* [GIVEN REQUEST] Filter these entries so that only lines with the word "number" remain.
::::
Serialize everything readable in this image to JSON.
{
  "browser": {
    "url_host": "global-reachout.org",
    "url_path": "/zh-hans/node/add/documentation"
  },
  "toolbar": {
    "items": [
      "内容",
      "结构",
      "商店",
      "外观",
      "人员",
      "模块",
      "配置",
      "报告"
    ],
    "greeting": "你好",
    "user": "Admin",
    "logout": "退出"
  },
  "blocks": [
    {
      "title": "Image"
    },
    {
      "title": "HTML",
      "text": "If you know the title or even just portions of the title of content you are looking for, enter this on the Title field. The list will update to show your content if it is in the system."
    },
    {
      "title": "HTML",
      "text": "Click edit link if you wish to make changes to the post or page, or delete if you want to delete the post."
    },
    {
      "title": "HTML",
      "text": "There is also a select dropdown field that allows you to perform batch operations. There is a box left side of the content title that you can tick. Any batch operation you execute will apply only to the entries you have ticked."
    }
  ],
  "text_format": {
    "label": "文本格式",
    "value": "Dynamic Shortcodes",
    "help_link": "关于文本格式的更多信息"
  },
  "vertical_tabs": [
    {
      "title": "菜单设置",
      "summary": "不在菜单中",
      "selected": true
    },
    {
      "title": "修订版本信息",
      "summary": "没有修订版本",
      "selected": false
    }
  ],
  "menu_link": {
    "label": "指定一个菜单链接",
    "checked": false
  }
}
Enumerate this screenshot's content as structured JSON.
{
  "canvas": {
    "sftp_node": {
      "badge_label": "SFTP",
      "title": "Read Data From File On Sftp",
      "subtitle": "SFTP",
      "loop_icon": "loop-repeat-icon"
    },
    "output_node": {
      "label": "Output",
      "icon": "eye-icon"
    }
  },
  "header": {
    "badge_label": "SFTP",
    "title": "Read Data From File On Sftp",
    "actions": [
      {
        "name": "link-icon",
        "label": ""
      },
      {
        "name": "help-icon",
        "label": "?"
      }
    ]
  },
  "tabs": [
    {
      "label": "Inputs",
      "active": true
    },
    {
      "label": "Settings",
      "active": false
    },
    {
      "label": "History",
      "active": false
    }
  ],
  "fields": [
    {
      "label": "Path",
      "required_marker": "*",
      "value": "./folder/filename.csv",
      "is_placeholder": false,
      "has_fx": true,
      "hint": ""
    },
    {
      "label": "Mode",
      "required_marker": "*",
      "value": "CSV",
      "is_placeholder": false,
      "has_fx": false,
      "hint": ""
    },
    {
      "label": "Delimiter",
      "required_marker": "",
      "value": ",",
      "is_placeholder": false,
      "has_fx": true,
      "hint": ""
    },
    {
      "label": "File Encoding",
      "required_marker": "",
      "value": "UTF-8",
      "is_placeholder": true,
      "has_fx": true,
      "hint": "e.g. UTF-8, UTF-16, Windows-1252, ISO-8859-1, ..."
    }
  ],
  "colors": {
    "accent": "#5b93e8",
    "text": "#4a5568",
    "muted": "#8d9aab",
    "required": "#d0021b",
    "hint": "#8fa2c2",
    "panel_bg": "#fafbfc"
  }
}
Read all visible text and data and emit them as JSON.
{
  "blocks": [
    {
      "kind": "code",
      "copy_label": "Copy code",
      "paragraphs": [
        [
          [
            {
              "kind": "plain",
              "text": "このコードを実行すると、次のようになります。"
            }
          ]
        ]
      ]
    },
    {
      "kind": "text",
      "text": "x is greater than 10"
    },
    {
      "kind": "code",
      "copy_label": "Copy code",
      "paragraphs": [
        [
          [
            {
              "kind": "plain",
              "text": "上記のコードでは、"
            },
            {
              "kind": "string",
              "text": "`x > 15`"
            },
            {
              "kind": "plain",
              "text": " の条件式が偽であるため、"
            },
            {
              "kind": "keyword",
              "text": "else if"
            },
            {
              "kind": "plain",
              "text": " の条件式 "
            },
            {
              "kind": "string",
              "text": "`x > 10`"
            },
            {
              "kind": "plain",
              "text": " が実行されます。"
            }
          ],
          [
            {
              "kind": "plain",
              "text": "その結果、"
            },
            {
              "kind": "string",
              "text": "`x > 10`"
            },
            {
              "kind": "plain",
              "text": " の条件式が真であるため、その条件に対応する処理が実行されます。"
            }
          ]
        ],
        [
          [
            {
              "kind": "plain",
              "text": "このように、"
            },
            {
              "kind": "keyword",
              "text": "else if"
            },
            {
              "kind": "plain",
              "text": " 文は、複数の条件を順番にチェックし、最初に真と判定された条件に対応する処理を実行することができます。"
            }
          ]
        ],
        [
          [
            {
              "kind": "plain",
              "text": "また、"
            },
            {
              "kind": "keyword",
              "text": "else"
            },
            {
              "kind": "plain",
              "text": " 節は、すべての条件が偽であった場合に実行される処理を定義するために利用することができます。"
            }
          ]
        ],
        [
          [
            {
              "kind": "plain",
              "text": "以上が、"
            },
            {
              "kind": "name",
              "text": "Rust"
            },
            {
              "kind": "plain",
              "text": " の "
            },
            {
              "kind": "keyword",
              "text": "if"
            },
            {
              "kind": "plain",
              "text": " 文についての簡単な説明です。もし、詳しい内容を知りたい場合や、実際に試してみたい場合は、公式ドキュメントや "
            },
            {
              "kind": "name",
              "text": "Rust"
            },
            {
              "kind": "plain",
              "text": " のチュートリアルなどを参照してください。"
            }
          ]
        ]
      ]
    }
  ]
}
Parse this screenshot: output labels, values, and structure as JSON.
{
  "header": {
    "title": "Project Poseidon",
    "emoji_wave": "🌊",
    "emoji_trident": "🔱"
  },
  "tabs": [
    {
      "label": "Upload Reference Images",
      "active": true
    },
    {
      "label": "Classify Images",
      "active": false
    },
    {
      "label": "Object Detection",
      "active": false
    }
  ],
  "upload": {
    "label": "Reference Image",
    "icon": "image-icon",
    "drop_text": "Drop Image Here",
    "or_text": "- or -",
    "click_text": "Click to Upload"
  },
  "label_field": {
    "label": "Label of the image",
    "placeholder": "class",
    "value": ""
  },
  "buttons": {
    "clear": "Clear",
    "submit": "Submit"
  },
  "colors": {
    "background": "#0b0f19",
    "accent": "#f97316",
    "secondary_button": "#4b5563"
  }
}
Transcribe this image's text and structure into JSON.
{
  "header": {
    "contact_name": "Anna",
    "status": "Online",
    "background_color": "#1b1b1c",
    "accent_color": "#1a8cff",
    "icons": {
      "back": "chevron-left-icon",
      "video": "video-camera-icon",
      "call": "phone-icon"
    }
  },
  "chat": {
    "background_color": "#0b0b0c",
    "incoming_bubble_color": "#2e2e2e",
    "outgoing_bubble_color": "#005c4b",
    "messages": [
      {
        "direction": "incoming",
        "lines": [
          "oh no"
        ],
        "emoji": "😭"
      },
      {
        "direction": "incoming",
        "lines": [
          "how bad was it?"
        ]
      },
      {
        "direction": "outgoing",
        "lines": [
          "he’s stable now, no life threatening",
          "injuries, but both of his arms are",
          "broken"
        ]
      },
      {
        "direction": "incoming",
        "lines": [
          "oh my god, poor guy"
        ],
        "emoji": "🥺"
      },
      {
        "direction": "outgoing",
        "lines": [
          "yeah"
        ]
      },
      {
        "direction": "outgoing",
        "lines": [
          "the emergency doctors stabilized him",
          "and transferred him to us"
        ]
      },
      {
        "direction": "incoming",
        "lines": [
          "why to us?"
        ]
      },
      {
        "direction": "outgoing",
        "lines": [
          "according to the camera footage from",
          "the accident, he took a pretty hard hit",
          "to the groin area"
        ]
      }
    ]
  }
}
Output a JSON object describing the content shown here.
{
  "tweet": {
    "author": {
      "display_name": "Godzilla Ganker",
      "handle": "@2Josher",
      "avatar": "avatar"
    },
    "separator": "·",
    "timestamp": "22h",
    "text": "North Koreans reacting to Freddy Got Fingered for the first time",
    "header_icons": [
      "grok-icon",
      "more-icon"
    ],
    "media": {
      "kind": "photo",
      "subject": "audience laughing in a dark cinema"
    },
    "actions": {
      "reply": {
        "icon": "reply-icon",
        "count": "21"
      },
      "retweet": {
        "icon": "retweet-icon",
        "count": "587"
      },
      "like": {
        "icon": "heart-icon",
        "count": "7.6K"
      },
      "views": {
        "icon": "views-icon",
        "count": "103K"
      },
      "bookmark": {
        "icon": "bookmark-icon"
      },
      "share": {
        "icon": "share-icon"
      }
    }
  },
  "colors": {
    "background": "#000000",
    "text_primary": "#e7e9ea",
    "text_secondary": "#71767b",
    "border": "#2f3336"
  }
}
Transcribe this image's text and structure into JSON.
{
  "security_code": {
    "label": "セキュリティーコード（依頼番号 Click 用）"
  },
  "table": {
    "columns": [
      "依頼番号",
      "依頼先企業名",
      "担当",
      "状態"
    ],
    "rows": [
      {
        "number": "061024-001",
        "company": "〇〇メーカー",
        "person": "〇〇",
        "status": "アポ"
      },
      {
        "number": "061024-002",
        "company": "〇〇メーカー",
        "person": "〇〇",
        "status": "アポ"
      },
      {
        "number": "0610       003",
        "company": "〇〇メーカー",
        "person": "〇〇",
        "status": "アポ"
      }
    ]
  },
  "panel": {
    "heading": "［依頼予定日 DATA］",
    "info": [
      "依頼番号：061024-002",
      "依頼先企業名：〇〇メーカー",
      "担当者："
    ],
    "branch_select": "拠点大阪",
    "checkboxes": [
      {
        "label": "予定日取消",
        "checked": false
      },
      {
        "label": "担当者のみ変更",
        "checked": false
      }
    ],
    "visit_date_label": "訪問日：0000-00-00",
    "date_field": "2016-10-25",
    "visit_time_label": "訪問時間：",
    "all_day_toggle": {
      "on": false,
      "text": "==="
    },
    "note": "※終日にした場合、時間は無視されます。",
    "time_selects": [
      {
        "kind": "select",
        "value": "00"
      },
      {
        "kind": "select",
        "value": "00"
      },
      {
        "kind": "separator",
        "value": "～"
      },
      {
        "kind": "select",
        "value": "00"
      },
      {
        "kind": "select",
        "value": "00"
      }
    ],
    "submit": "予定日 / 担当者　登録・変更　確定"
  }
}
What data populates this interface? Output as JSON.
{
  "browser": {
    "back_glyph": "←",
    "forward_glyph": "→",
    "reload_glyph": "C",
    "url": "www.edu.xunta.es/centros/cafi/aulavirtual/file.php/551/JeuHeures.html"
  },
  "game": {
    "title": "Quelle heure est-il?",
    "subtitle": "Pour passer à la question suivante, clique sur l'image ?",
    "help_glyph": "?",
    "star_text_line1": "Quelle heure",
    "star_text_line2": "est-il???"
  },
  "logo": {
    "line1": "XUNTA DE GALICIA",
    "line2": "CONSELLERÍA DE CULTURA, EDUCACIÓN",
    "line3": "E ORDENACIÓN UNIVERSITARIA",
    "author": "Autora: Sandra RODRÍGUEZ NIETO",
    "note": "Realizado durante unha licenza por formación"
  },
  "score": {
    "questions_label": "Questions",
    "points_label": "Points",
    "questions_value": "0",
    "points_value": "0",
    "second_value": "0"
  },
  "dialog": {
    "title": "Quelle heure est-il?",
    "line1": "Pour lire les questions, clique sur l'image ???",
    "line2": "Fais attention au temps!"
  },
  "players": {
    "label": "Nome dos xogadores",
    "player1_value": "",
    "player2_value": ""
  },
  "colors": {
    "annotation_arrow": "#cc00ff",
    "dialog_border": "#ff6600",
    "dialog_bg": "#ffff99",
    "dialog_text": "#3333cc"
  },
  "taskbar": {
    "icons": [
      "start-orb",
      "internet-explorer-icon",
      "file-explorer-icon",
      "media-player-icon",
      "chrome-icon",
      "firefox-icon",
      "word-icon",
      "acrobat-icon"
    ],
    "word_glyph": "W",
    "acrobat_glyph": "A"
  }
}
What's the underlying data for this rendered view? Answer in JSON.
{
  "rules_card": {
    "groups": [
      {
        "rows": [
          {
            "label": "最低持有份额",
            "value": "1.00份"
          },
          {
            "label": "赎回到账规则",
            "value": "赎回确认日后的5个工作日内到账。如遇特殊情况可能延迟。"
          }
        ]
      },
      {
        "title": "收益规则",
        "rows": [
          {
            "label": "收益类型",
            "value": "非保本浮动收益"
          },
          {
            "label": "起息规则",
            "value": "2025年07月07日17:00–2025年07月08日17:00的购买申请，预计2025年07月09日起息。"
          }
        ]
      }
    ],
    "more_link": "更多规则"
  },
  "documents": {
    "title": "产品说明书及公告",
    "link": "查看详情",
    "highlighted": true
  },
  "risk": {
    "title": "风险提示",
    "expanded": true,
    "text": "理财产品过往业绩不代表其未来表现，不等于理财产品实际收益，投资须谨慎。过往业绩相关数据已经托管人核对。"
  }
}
::::
* [WRITTEN RESPONSE]
        "number": "061024-001",
        "number": "061024-002",
        "number": "0610       003",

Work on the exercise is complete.